-- start --

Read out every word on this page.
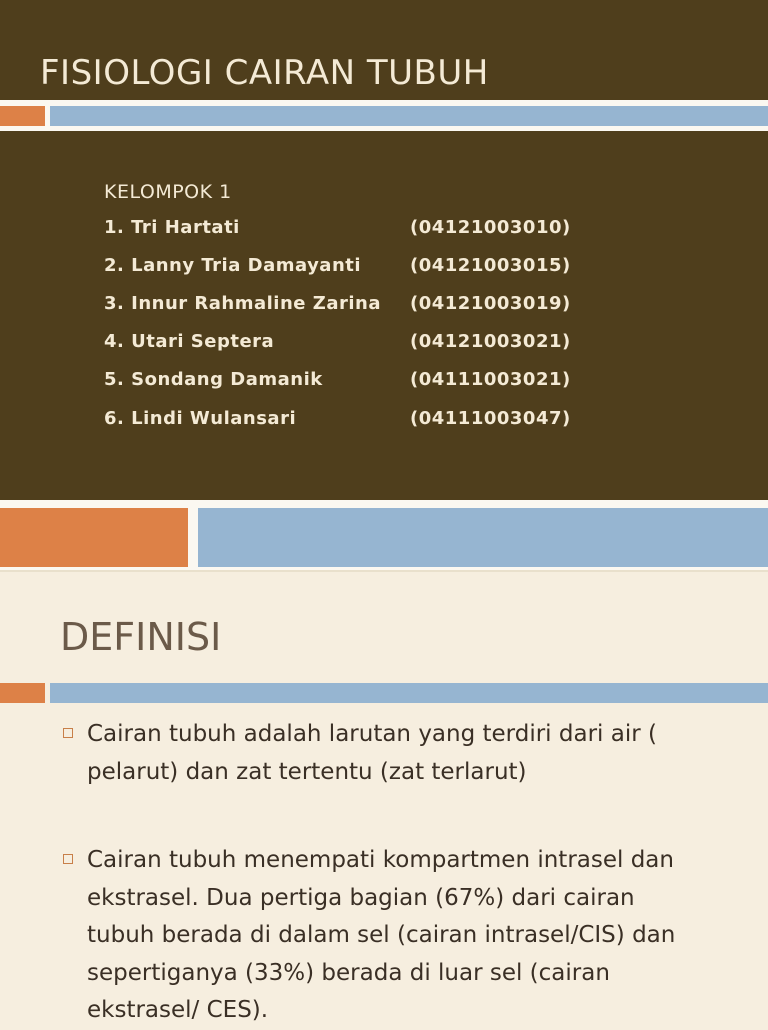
FISIOLOGI CAIRAN TUBUH
KELOMPOK 1
1. Tri Hartati	(04121003010)
2. Lanny Tria Damayanti	(04121003015)
3. Innur Rahmaline Zarina (04121003019)
4. Utari Septera	(04121003021)
5. Sondang Damanik	(04111003021)
6. Lindi Wulansari	(04111003047)
DEFINISI
Cairan tubuh adalah larutan yang terdiri dari air ( pelarut) dan zat tertentu (zat terlarut)
Cairan tubuh menempati kompartmen intrasel dan ekstrasel. Dua pertiga bagian (67%) dari cairan tubuh berada di dalam sel (cairan intrasel/CIS) dan sepertiganya (33%) berada di luar sel (cairan ekstrasel/ CES).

-- end --

Directions for this task: Pick each line holding the word "dari" out of the listing.

Full solution:
Cairan tubuh adalah larutan yang terdiri dari air ( pelarut) dan zat tertentu (zat terlarut)
Cairan tubuh menempati kompartmen intrasel dan ekstrasel. Dua pertiga bagian (67%) dari cairan tubuh berada di dalam sel (cairan intrasel/CIS) dan sepertiganya (33%) berada di luar sel (cairan ekstrasel/ CES).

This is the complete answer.